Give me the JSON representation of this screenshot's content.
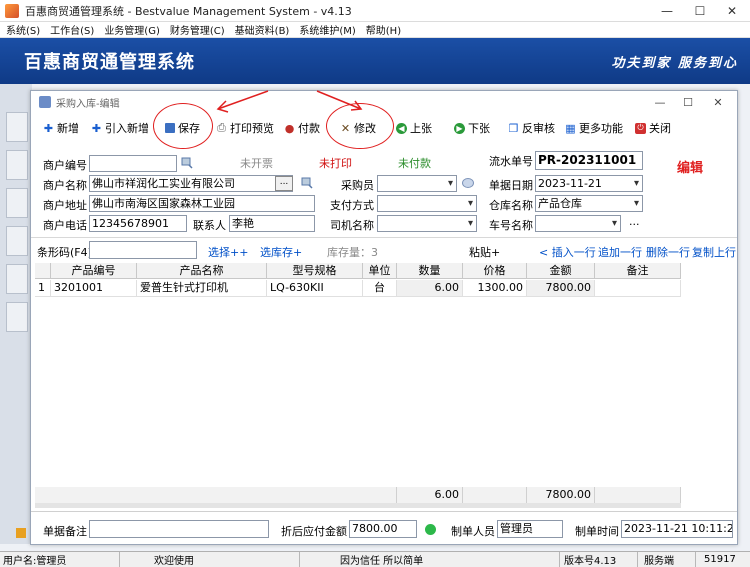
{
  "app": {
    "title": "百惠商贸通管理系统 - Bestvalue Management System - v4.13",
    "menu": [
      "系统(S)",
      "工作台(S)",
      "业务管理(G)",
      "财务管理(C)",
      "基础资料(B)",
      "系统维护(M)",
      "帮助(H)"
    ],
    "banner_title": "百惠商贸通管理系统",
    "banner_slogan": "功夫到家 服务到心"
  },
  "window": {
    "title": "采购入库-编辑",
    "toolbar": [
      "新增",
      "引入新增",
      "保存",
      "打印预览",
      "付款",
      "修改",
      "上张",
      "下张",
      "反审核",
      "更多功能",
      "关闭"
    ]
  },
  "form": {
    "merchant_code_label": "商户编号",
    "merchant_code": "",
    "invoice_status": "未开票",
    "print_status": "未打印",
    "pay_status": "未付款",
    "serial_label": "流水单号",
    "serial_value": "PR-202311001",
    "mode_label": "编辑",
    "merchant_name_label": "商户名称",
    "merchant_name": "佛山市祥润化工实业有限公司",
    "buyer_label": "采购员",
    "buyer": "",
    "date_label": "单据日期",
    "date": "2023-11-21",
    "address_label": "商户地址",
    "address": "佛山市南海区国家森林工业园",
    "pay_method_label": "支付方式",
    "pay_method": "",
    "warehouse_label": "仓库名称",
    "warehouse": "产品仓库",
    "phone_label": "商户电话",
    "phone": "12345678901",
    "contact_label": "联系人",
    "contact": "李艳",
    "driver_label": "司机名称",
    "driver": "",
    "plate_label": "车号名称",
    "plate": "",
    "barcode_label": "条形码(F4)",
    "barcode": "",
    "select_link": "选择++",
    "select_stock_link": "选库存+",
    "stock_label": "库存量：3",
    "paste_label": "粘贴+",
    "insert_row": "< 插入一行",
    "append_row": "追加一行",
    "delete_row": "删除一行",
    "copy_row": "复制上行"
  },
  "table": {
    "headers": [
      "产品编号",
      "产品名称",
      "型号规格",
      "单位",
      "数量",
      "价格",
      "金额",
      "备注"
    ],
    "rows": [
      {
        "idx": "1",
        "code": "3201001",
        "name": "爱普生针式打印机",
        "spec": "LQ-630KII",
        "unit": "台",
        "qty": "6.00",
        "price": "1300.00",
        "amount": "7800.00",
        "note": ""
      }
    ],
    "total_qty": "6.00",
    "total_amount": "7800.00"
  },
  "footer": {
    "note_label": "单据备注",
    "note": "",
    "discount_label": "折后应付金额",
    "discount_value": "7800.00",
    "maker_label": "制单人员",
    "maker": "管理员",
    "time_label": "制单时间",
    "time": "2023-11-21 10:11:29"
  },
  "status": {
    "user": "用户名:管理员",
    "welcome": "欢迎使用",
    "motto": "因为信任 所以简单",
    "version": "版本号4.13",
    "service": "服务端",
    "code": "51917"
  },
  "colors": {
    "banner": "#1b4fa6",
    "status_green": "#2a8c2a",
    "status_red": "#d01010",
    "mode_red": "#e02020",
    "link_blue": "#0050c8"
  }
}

★ ★ ★ ★ ★

**What to produce:** Every line should be retyped exactly, with the pictures omitted.

**Right answer:**
Give me the JSON representation of this screenshot's content.
{
  "app": {
    "title": "百惠商贸通管理系统 - Bestvalue Management System - v4.13",
    "menu": [
      "系统(S)",
      "工作台(S)",
      "业务管理(G)",
      "财务管理(C)",
      "基础资料(B)",
      "系统维护(M)",
      "帮助(H)"
    ],
    "banner_title": "百惠商贸通管理系统",
    "banner_slogan": "功夫到家 服务到心"
  },
  "window": {
    "title": "采购入库-编辑",
    "toolbar": [
      "新增",
      "引入新增",
      "保存",
      "打印预览",
      "付款",
      "修改",
      "上张",
      "下张",
      "反审核",
      "更多功能",
      "关闭"
    ]
  },
  "form": {
    "merchant_code_label": "商户编号",
    "merchant_code": "",
    "invoice_status": "未开票",
    "print_status": "未打印",
    "pay_status": "未付款",
    "serial_label": "流水单号",
    "serial_value": "PR-202311001",
    "mode_label": "编辑",
    "merchant_name_label": "商户名称",
    "merchant_name": "佛山市祥润化工实业有限公司",
    "buyer_label": "采购员",
    "buyer": "",
    "date_label": "单据日期",
    "date": "2023-11-21",
    "address_label": "商户地址",
    "address": "佛山市南海区国家森林工业园",
    "pay_method_label": "支付方式",
    "pay_method": "",
    "warehouse_label": "仓库名称",
    "warehouse": "产品仓库",
    "phone_label": "商户电话",
    "phone": "12345678901",
    "contact_label": "联系人",
    "contact": "李艳",
    "driver_label": "司机名称",
    "driver": "",
    "plate_label": "车号名称",
    "plate": "",
    "barcode_label": "条形码(F4)",
    "barcode": "",
    "select_link": "选择++",
    "select_stock_link": "选库存+",
    "stock_label": "库存量：3",
    "paste_label": "粘贴+",
    "insert_row": "< 插入一行",
    "append_row": "追加一行",
    "delete_row": "删除一行",
    "copy_row": "复制上行"
  },
  "table": {
    "headers": [
      "产品编号",
      "产品名称",
      "型号规格",
      "单位",
      "数量",
      "价格",
      "金额",
      "备注"
    ],
    "rows": [
      {
        "idx": "1",
        "code": "3201001",
        "name": "爱普生针式打印机",
        "spec": "LQ-630KII",
        "unit": "台",
        "qty": "6.00",
        "price": "1300.00",
        "amount": "7800.00",
        "note": ""
      }
    ],
    "total_qty": "6.00",
    "total_amount": "7800.00"
  },
  "footer": {
    "note_label": "单据备注",
    "note": "",
    "discount_label": "折后应付金额",
    "discount_value": "7800.00",
    "maker_label": "制单人员",
    "maker": "管理员",
    "time_label": "制单时间",
    "time": "2023-11-21 10:11:29"
  },
  "status": {
    "user": "用户名:管理员",
    "welcome": "欢迎使用",
    "motto": "因为信任 所以简单",
    "version": "版本号4.13",
    "service": "服务端",
    "code": "51917"
  },
  "colors": {
    "banner": "#1b4fa6",
    "status_green": "#2a8c2a",
    "status_red": "#d01010",
    "mode_red": "#e02020",
    "link_blue": "#0050c8"
  }
}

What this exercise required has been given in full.